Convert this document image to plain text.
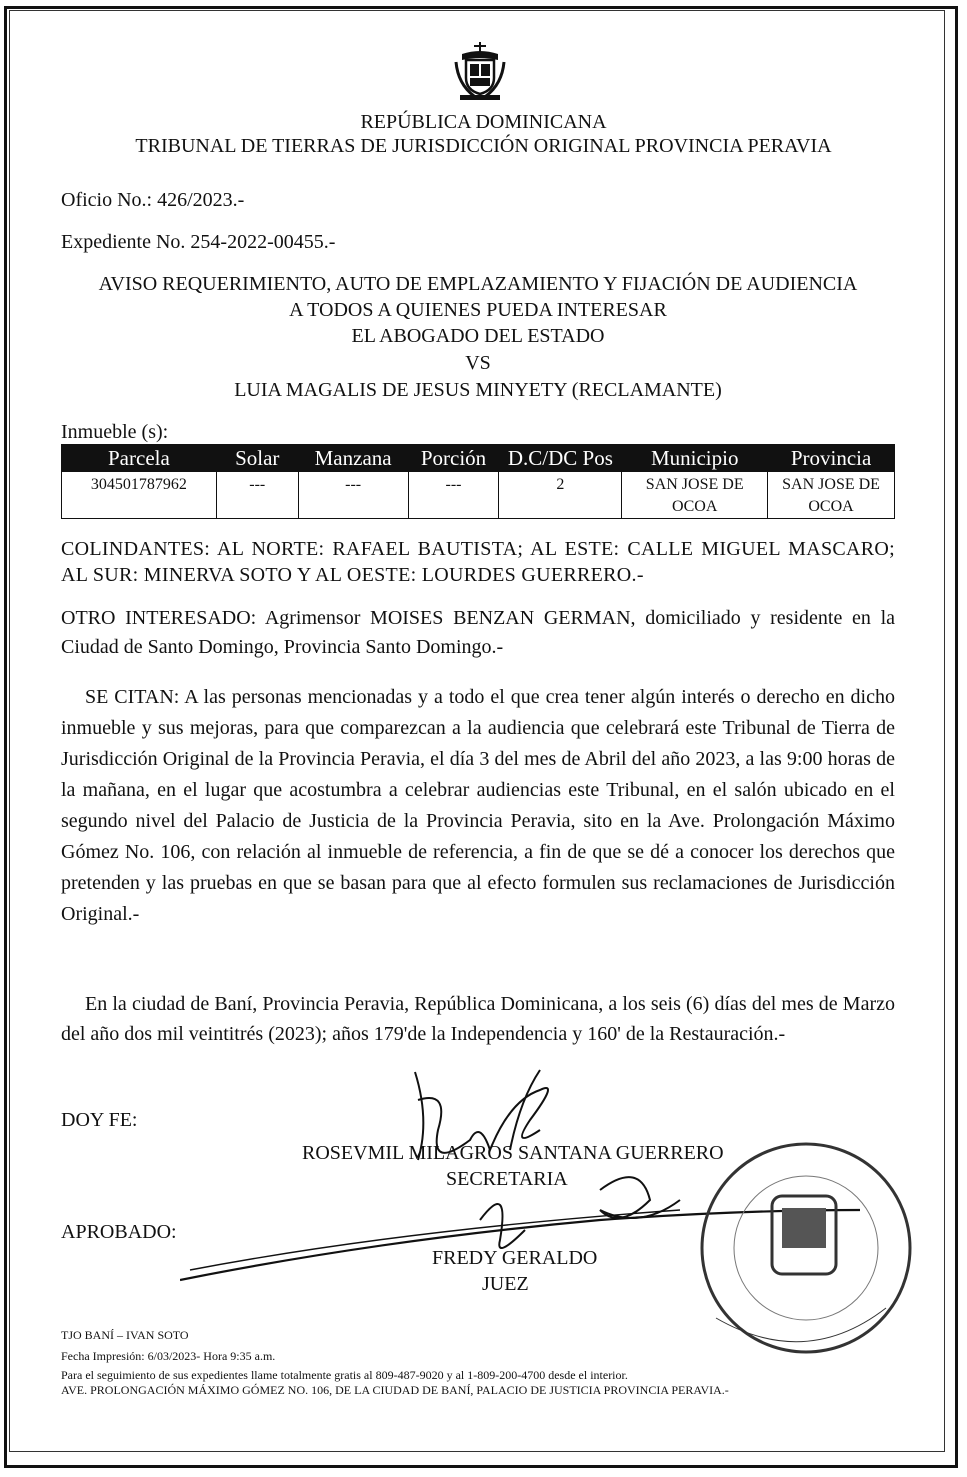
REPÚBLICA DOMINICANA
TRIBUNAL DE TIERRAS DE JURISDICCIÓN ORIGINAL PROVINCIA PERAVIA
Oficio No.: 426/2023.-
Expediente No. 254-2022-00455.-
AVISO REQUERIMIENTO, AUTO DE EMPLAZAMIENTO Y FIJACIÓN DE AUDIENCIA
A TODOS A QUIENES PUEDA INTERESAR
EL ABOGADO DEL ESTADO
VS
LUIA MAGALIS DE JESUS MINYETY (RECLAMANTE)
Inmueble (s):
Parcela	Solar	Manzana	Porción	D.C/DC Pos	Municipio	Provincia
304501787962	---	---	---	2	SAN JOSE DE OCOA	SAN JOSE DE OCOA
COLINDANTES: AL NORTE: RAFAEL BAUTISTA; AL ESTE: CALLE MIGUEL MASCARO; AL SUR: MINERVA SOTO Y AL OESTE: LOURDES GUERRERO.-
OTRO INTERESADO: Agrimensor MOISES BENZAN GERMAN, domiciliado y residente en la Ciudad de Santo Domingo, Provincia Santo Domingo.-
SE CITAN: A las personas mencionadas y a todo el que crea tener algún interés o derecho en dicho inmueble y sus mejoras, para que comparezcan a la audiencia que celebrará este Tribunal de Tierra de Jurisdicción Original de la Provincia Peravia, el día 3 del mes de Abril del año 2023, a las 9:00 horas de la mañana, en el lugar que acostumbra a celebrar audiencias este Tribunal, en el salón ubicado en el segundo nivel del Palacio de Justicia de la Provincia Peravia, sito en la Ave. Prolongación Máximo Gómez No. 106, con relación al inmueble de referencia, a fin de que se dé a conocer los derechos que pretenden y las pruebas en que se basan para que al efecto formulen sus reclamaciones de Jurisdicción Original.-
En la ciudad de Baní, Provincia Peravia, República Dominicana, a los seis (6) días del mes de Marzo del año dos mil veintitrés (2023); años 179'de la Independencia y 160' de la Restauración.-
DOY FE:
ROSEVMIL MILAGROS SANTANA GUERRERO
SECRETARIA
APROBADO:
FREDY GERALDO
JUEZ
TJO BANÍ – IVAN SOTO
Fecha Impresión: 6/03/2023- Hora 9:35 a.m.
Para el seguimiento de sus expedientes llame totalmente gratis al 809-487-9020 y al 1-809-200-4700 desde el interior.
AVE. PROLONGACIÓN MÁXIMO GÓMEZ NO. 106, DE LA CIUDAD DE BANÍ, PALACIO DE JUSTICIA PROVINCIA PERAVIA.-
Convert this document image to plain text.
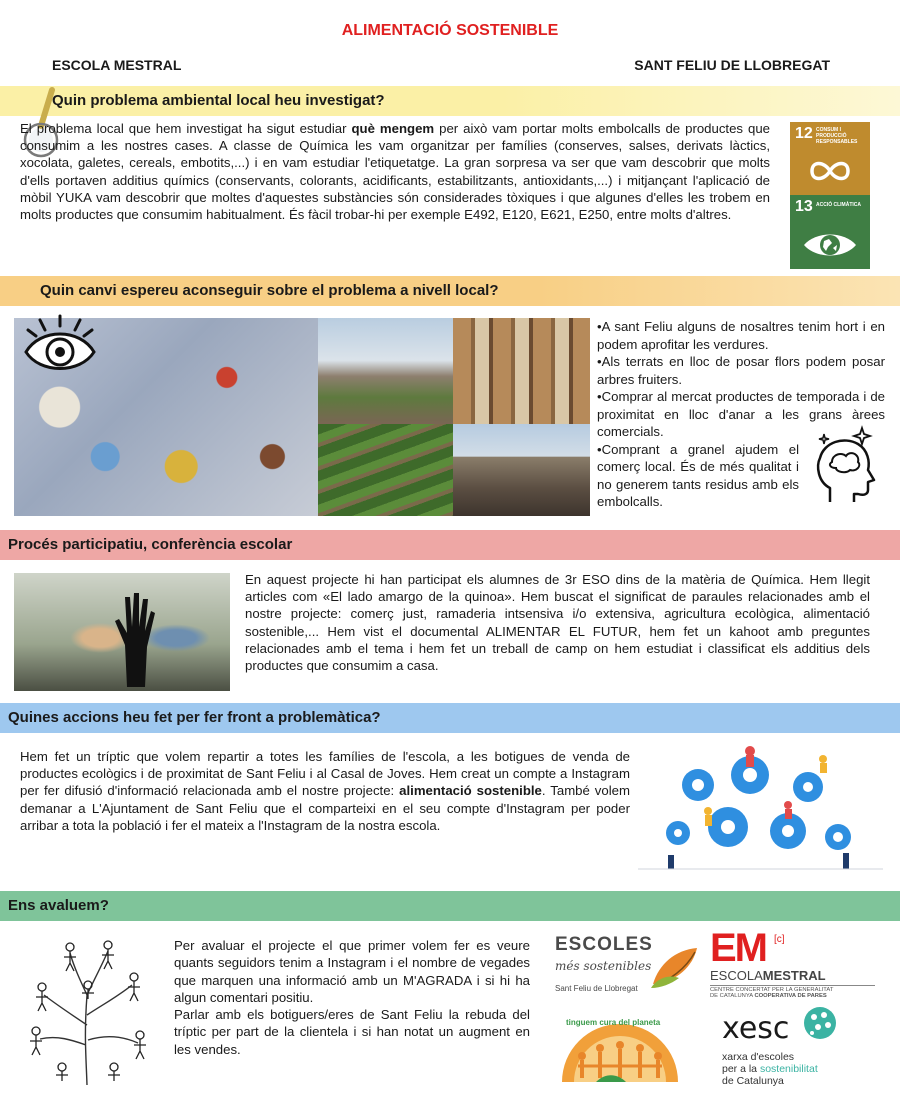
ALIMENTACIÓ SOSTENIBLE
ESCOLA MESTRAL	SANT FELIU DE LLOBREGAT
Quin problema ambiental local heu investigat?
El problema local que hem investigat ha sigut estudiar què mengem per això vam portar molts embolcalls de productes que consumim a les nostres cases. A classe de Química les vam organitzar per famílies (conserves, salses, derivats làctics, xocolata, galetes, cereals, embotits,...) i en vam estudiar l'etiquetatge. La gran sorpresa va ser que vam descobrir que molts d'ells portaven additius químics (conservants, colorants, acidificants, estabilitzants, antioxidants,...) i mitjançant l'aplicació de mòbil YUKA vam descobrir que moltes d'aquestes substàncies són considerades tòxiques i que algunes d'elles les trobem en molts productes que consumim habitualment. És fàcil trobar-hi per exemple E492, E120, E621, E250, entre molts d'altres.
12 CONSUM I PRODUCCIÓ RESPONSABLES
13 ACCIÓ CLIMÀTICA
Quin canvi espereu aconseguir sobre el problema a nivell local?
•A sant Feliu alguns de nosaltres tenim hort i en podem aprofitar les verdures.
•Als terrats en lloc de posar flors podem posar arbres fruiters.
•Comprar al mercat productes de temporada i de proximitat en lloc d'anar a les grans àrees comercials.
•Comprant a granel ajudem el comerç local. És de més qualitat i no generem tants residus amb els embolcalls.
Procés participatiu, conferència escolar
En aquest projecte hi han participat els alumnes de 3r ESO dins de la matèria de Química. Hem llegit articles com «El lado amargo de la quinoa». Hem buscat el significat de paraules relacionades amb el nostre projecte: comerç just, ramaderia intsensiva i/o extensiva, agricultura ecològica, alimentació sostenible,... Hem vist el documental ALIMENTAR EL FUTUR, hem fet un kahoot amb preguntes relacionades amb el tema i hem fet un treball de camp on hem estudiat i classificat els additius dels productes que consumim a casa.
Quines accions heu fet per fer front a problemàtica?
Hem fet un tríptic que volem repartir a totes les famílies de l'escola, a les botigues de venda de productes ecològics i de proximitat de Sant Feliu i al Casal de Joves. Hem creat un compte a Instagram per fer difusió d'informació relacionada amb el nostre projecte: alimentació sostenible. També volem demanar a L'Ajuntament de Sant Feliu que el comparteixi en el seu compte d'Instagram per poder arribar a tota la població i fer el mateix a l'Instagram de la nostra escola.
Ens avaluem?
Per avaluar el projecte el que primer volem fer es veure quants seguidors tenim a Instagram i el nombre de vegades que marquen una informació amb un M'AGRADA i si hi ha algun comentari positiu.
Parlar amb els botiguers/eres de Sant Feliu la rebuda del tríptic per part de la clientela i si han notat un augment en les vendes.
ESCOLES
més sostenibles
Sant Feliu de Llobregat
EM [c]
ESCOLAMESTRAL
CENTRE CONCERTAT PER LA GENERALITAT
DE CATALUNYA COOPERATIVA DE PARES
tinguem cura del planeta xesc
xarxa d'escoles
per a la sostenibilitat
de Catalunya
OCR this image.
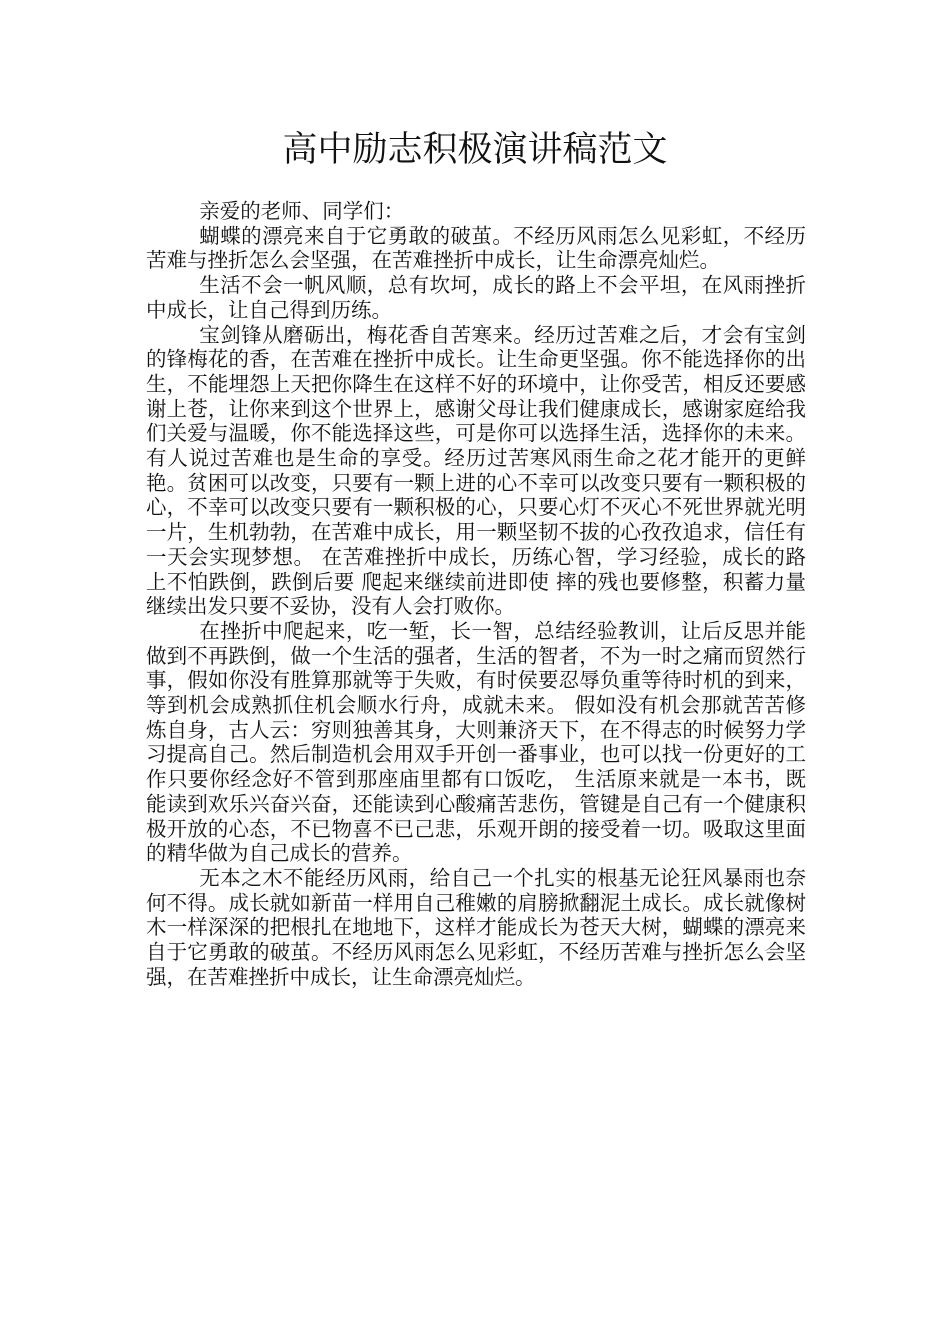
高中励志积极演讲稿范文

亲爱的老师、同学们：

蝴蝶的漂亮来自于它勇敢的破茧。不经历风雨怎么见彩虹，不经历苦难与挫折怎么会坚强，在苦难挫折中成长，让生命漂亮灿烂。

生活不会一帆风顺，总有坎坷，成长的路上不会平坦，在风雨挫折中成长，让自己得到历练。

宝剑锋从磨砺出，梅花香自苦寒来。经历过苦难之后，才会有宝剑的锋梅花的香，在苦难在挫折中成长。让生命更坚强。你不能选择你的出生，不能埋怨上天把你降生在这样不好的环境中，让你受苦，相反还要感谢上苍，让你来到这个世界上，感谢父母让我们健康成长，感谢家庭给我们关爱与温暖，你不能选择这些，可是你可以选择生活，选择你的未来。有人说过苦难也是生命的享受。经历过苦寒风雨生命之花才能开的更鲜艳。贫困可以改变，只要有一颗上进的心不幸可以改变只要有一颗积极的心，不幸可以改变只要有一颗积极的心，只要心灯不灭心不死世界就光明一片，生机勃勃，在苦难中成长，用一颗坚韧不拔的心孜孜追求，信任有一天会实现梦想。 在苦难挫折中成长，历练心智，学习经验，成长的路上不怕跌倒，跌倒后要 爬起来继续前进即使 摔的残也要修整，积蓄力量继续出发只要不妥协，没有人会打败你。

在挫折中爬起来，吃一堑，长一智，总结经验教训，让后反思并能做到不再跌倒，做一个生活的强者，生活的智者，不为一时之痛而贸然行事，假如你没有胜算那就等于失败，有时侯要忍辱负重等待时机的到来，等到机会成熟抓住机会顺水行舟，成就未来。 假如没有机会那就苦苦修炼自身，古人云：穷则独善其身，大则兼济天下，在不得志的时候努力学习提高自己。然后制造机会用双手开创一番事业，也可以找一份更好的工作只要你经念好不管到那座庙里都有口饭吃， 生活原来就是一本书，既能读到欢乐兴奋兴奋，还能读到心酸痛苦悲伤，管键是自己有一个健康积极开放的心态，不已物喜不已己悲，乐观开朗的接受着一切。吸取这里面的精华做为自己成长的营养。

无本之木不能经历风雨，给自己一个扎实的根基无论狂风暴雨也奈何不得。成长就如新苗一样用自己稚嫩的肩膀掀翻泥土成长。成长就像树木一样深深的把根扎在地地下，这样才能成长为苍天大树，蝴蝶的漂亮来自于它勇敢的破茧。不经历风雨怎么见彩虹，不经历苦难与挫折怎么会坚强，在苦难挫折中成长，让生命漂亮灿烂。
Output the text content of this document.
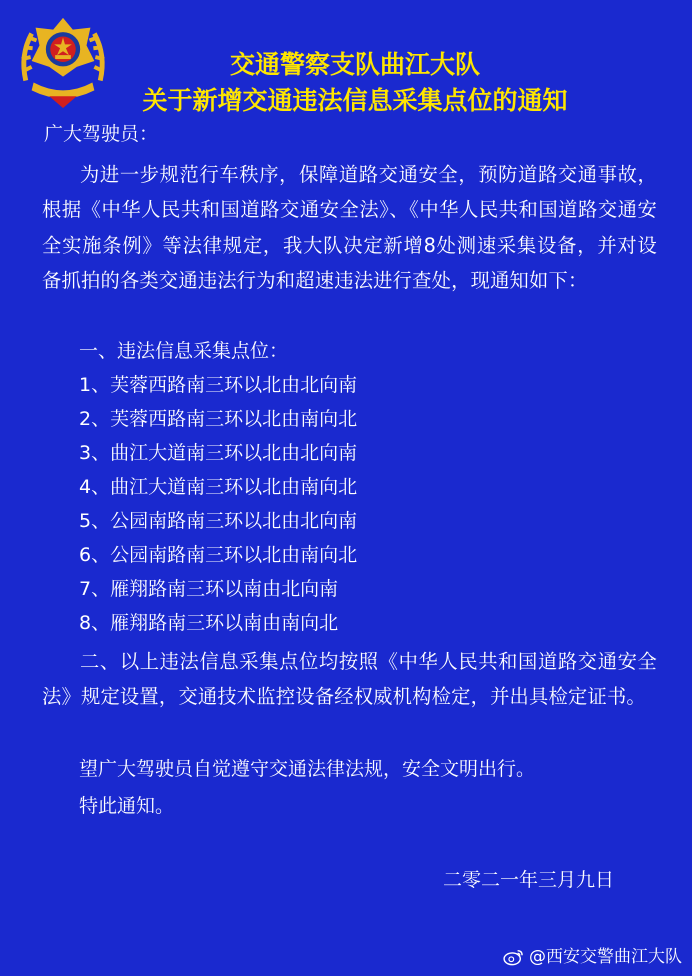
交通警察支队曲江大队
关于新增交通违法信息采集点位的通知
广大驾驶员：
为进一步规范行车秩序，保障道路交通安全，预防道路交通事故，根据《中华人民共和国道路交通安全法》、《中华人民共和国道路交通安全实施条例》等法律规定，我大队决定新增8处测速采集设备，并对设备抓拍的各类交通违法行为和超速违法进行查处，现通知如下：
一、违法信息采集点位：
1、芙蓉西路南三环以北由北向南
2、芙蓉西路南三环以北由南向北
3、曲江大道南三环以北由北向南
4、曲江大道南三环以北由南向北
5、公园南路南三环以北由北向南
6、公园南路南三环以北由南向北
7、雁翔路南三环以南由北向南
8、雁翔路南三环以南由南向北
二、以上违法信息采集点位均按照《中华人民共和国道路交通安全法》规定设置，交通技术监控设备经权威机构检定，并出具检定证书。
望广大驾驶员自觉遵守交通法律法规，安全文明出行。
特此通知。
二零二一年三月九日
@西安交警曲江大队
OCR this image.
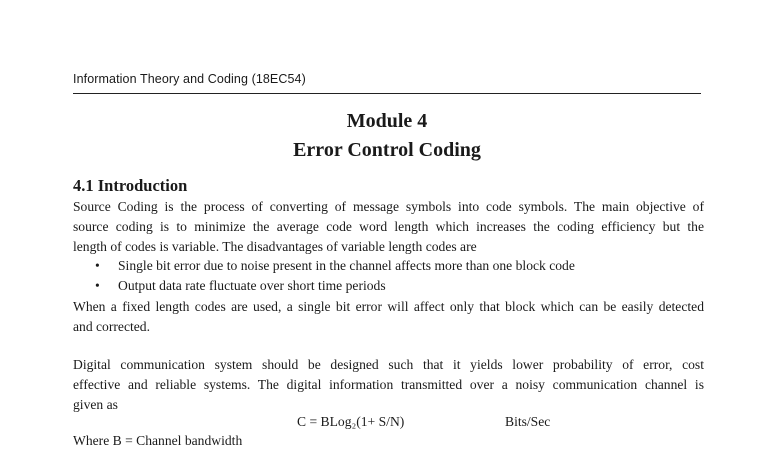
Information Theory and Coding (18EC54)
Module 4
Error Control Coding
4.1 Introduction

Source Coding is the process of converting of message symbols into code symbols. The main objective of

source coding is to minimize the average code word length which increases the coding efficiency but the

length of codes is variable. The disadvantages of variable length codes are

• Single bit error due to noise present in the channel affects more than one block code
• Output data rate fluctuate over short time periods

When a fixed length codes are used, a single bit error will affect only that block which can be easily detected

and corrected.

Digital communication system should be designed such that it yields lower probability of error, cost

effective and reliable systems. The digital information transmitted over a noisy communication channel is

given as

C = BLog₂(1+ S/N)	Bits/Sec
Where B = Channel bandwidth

▶ **Task requirements**:
Find the word "让生命漂亮灿烂" in the entries above and gather every line that holds it.

▶ **Problem solution**:
蝴蝶的漂亮来自于它勇敢的破茧。不经历风雨怎么见彩虹，不经历苦难与挫折怎么会坚强，在苦难挫折中成长，让生命漂亮灿烂。
无本之木不能经历风雨，给自己一个扎实的根基无论狂风暴雨也奈何不得。成长就如新苗一样用自己稚嫩的肩膀掀翻泥土成长。成长就像树木一样深深的把根扎在地地下，这样才能成长为苍天大树，蝴蝶的漂亮来自于它勇敢的破茧。不经历风雨怎么见彩虹，不经历苦难与挫折怎么会坚强，在苦难挫折中成长，让生命漂亮灿烂。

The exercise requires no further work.